• _YOUR INSTRUCTIONS_:
Identify the lines that contain the word "Ottaway" and copy each one.

- - - - -

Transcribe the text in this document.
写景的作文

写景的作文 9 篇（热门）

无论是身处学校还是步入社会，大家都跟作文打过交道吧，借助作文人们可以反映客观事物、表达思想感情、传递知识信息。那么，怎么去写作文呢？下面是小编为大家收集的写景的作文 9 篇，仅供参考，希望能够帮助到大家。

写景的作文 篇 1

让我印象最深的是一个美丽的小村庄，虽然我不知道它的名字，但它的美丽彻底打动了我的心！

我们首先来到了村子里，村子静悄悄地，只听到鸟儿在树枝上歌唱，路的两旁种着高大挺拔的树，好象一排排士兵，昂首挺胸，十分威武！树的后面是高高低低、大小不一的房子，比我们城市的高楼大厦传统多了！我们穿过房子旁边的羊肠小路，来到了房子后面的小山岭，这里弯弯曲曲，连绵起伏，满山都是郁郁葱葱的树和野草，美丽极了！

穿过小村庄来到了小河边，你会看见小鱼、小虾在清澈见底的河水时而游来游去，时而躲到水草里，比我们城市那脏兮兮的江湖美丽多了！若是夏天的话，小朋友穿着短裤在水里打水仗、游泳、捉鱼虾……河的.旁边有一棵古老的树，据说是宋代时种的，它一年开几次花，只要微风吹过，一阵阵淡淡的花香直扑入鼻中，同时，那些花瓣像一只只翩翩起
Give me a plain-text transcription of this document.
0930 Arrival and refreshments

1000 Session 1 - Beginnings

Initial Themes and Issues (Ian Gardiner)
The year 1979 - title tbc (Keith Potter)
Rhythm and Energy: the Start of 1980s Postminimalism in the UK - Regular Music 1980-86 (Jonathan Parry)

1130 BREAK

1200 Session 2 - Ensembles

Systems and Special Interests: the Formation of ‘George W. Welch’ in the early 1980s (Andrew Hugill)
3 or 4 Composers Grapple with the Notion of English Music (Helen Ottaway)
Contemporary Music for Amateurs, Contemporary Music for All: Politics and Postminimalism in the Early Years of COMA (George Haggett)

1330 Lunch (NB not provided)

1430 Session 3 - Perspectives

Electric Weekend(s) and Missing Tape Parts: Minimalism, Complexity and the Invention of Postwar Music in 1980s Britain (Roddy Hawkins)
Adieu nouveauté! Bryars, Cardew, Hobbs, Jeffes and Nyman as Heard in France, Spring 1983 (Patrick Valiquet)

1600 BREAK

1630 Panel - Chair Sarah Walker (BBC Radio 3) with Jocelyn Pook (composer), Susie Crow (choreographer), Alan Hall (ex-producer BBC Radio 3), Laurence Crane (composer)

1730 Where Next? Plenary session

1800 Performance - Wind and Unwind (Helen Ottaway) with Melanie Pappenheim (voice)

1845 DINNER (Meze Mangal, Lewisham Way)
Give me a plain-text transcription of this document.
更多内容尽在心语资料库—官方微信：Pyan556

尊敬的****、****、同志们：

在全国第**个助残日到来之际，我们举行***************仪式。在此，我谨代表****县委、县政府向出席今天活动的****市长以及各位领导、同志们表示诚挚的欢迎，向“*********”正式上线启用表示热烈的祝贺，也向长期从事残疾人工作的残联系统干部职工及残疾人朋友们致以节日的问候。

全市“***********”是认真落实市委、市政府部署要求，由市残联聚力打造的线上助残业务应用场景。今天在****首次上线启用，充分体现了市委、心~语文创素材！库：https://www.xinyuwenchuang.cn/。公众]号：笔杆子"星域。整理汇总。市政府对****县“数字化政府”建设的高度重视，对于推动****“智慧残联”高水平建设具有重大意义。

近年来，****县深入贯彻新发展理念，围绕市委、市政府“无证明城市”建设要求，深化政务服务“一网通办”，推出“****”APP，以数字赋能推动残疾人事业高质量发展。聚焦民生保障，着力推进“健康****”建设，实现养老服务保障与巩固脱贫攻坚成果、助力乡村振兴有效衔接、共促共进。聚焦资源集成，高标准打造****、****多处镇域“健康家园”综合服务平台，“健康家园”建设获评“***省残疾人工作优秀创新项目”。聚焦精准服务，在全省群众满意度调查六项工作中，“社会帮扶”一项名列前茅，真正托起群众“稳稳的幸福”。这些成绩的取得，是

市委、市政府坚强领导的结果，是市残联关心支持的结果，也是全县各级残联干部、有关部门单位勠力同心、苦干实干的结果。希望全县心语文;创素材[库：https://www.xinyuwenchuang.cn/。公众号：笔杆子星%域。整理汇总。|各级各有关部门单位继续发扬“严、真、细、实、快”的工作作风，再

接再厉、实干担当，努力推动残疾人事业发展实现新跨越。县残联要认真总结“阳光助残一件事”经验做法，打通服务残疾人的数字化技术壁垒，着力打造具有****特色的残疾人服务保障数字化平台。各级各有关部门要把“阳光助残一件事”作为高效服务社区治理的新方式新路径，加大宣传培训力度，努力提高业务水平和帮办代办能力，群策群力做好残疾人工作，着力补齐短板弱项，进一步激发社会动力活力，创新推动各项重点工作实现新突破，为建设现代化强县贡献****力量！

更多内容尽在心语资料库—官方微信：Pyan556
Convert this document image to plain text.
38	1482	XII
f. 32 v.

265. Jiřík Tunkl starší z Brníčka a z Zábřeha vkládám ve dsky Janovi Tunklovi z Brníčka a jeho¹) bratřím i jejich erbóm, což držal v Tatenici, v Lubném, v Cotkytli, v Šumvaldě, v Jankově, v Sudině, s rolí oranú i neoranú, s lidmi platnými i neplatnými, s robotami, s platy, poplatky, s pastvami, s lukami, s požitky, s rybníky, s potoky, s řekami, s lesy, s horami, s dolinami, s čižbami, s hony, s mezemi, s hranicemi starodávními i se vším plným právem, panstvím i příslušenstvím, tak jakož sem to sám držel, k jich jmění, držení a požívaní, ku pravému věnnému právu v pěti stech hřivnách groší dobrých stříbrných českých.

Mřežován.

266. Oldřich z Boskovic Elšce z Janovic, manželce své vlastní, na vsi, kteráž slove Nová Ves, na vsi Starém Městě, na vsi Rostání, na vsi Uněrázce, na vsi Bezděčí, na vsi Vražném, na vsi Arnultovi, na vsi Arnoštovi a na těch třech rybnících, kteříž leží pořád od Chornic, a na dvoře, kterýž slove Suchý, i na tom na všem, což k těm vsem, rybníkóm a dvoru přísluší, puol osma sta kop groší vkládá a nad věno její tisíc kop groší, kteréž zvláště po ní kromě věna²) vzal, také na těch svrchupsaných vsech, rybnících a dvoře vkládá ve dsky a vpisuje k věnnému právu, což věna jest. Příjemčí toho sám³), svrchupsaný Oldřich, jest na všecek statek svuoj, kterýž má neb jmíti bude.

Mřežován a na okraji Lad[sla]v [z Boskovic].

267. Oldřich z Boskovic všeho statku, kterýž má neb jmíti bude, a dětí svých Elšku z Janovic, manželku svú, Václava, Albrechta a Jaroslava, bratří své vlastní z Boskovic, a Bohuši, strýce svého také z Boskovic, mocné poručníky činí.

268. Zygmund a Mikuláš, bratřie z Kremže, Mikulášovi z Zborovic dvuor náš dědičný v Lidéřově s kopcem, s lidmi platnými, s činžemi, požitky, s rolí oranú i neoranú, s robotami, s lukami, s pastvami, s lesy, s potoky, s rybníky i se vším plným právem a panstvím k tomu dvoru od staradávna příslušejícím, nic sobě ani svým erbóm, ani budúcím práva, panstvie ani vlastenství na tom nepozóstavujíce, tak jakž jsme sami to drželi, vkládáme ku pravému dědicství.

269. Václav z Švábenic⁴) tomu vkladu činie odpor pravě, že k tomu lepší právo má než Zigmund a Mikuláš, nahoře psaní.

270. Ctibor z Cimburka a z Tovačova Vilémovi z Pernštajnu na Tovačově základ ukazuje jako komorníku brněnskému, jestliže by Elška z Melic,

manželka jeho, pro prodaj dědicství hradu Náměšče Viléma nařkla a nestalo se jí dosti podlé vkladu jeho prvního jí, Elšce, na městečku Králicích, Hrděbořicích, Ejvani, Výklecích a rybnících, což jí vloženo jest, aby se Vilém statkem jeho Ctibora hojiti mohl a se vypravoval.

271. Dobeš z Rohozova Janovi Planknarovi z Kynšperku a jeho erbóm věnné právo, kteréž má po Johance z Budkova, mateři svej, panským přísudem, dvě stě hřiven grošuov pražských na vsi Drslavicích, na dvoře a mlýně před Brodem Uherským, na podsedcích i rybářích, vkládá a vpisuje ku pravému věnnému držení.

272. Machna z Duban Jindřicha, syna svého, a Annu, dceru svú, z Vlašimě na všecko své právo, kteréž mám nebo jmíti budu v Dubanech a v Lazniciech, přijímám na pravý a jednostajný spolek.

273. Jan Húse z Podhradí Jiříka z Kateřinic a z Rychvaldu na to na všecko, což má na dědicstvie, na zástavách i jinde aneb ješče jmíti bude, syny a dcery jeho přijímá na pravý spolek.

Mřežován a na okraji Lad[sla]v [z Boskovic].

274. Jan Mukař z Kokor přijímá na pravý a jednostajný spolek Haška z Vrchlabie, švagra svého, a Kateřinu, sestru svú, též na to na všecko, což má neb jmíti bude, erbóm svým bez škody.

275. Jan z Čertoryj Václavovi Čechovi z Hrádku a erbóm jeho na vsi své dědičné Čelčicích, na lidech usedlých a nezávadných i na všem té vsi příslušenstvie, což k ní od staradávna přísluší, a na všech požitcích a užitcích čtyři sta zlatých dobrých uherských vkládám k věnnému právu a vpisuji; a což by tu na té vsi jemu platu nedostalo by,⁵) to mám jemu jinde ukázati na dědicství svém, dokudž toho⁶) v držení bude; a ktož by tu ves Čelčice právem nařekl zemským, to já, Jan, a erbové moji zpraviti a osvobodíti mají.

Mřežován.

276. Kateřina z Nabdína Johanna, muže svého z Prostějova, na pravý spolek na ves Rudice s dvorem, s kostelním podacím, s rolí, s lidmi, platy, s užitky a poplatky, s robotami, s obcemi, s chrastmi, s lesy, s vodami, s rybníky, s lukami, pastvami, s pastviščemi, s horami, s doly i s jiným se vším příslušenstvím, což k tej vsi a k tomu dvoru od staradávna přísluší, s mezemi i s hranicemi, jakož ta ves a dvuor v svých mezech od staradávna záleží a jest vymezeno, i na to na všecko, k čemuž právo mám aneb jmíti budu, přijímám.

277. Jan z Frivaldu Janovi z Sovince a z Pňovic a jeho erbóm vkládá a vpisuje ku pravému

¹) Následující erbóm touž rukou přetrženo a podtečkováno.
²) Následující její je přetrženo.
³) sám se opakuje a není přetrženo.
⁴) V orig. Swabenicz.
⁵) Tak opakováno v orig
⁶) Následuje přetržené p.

- - - - -

• _THE SOLUTION_:
3 or 4 Composers Grapple with the Notion of English Music (Helen Ottaway)
1800 Performance - Wind and Unwind (Helen Ottaway) with Melanie Pappenheim (voice)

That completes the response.